**Short problem**
In your copy, leave out the pictures; write out all the data exactly.

**Material provided**
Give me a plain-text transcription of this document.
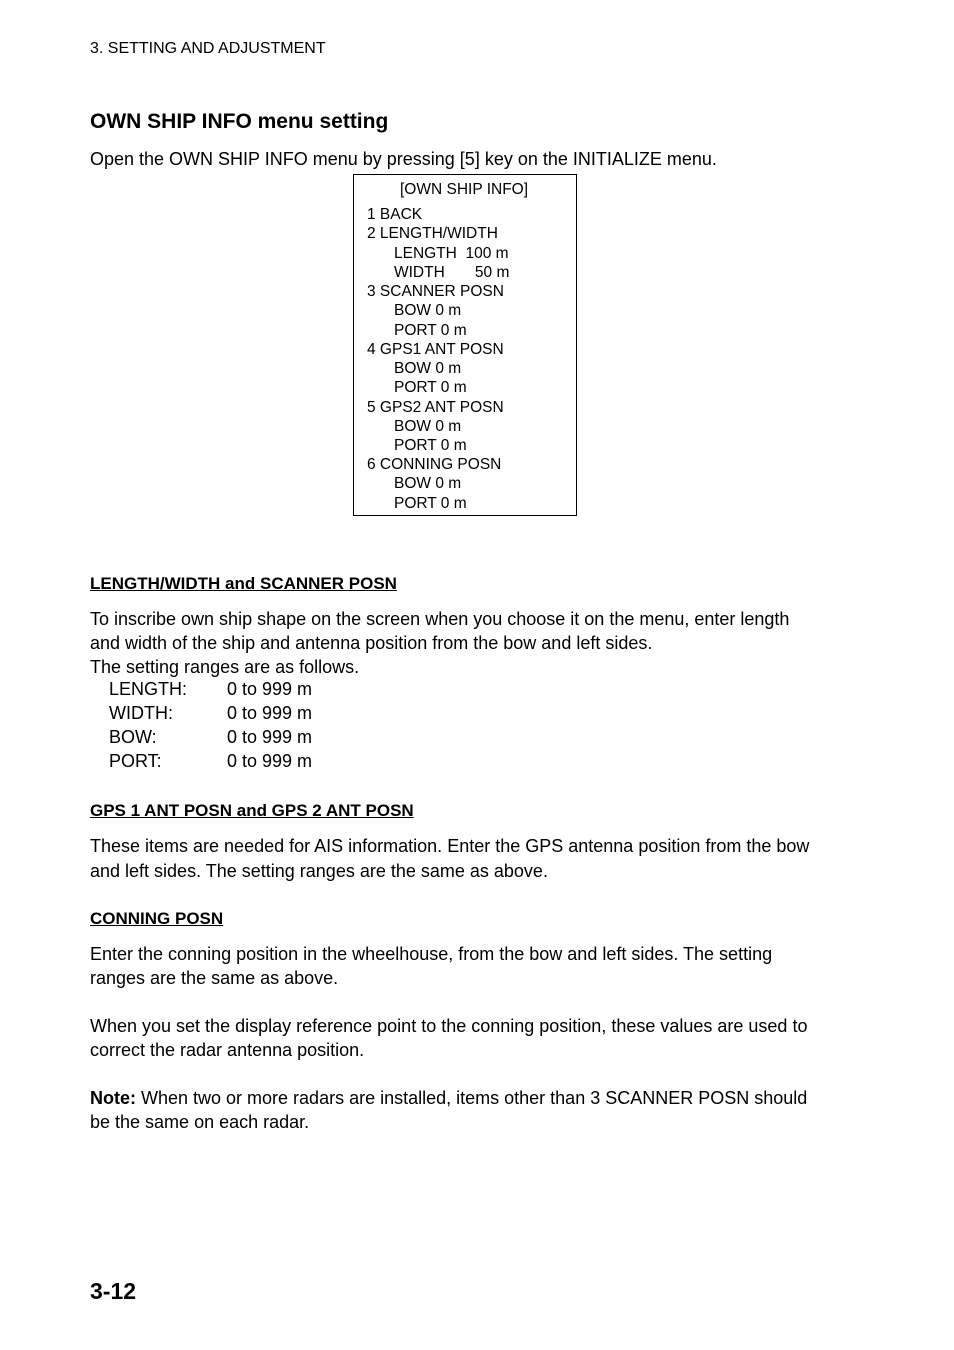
3. SETTING AND ADJUSTMENT
OWN SHIP INFO menu setting
Open the OWN SHIP INFO menu by pressing [5] key on the INITIALIZE menu.
[OWN SHIP INFO]
1 BACK
2 LENGTH/WIDTH
LENGTH  100 m
WIDTH       50 m
3 SCANNER POSN
BOW 0 m
PORT 0 m
4 GPS1 ANT POSN
BOW 0 m
PORT 0 m
5 GPS2 ANT POSN
BOW 0 m
PORT 0 m
6 CONNING POSN
BOW 0 m
PORT 0 m
LENGTH/WIDTH and SCANNER POSN
To inscribe own ship shape on the screen when you choose it on the menu, enter length
and width of the ship and antenna position from the bow and left sides.
The setting ranges are as follows.
LENGTH: 0 to 999 m
WIDTH:	0 to 999 m
BOW:	0 to 999 m
PORT:	0 to 999 m
GPS 1 ANT POSN and GPS 2 ANT POSN
These items are needed for AIS information. Enter the GPS antenna position from the bow
and left sides. The setting ranges are the same as above.
CONNING POSN
Enter the conning position in the wheelhouse, from the bow and left sides. The setting
ranges are the same as above.
When you set the display reference point to the conning position, these values are used to
correct the radar antenna position.
Note: When two or more radars are installed, items other than 3 SCANNER POSN should
be the same on each radar.
3-12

**Result for this task**
Give me a plain-text transcription of this document.
3. SETTING AND ADJUSTMENT
OWN SHIP INFO menu setting
Open the OWN SHIP INFO menu by pressing [5] key on the INITIALIZE menu.
[OWN SHIP INFO]
1 BACK
2 LENGTH/WIDTH
LENGTH  100 m
WIDTH       50 m
3 SCANNER POSN
BOW 0 m
PORT 0 m
4 GPS1 ANT POSN
BOW 0 m
PORT 0 m
5 GPS2 ANT POSN
BOW 0 m
PORT 0 m
6 CONNING POSN
BOW 0 m
PORT 0 m
LENGTH/WIDTH and SCANNER POSN
To inscribe own ship shape on the screen when you choose it on the menu, enter length
and width of the ship and antenna position from the bow and left sides.
The setting ranges are as follows.
LENGTH: 0 to 999 m
WIDTH:	0 to 999 m
BOW:	0 to 999 m
PORT:	0 to 999 m
GPS 1 ANT POSN and GPS 2 ANT POSN
These items are needed for AIS information. Enter the GPS antenna position from the bow
and left sides. The setting ranges are the same as above.
CONNING POSN
Enter the conning position in the wheelhouse, from the bow and left sides. The setting
ranges are the same as above.
When you set the display reference point to the conning position, these values are used to
correct the radar antenna position.
Note: When two or more radars are installed, items other than 3 SCANNER POSN should
be the same on each radar.
3-12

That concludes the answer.